## SHORT EXERCISE
Omit the images, then print each record below exactly as it reads.

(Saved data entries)
-----

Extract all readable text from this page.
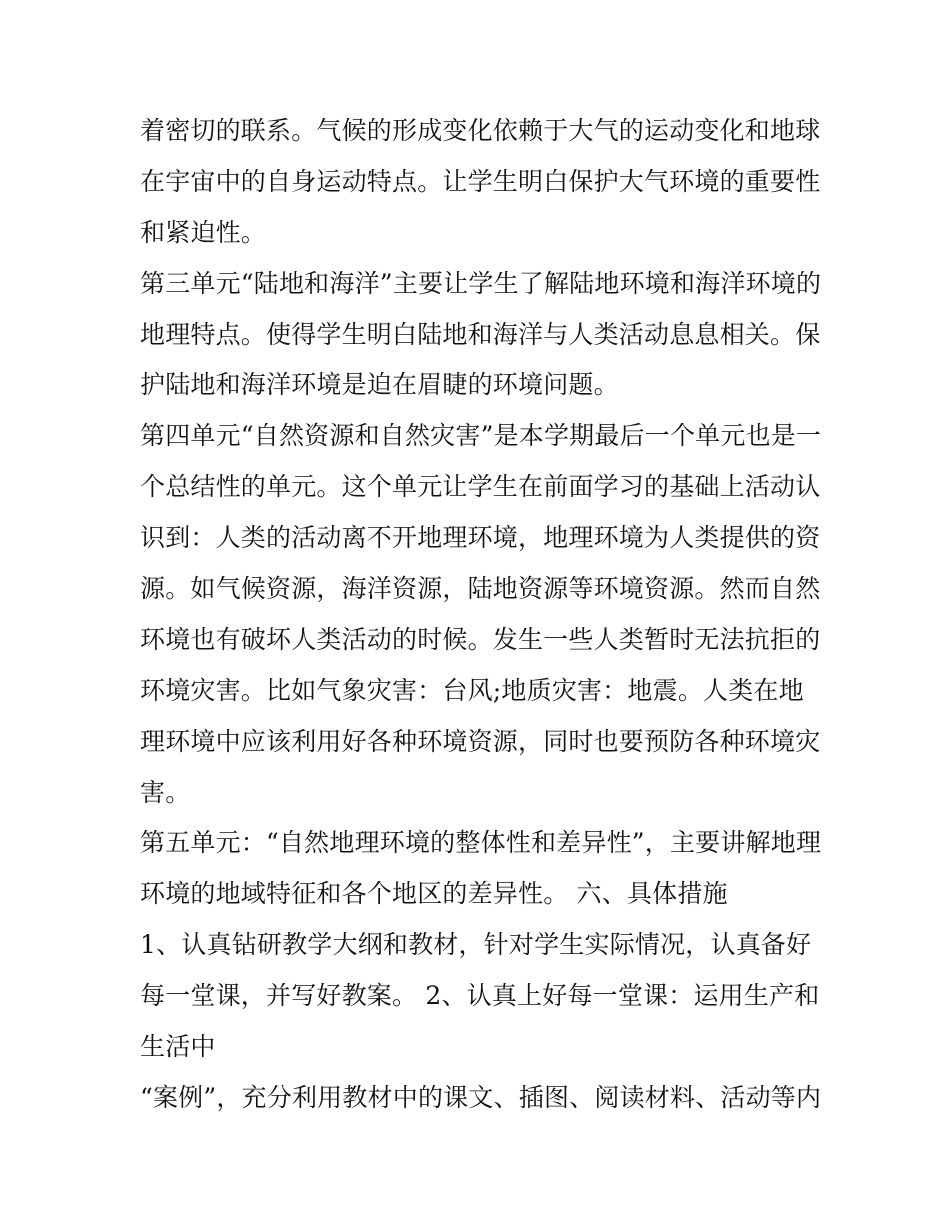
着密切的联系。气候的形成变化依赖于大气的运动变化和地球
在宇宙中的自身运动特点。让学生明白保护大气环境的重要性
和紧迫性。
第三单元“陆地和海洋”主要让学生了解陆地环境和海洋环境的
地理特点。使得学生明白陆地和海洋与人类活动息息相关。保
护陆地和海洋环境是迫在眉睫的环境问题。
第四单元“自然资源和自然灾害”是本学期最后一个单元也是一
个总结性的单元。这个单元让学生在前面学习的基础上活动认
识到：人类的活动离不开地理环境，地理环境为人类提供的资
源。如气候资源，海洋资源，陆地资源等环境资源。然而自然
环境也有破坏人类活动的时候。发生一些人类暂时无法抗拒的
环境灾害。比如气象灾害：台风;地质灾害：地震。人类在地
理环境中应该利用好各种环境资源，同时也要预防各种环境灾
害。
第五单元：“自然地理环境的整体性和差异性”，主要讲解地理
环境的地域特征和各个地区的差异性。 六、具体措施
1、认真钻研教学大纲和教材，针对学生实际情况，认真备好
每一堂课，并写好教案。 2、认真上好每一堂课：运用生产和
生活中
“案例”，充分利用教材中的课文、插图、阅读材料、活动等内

-----

## OUTPUT BELOW
Extract all readable text from this page.
着密切的联系。气候的形成变化依赖于大气的运动变化和地球
在宇宙中的自身运动特点。让学生明白保护大气环境的重要性
和紧迫性。
第三单元“陆地和海洋”主要让学生了解陆地环境和海洋环境的
地理特点。使得学生明白陆地和海洋与人类活动息息相关。保
护陆地和海洋环境是迫在眉睫的环境问题。
第四单元“自然资源和自然灾害”是本学期最后一个单元也是一
个总结性的单元。这个单元让学生在前面学习的基础上活动认
识到：人类的活动离不开地理环境，地理环境为人类提供的资
源。如气候资源，海洋资源，陆地资源等环境资源。然而自然
环境也有破坏人类活动的时候。发生一些人类暂时无法抗拒的
环境灾害。比如气象灾害：台风;地质灾害：地震。人类在地
理环境中应该利用好各种环境资源，同时也要预防各种环境灾
害。
第五单元：“自然地理环境的整体性和差异性”，主要讲解地理
环境的地域特征和各个地区的差异性。 六、具体措施
1、认真钻研教学大纲和教材，针对学生实际情况，认真备好
每一堂课，并写好教案。 2、认真上好每一堂课：运用生产和
生活中
“案例”，充分利用教材中的课文、插图、阅读材料、活动等内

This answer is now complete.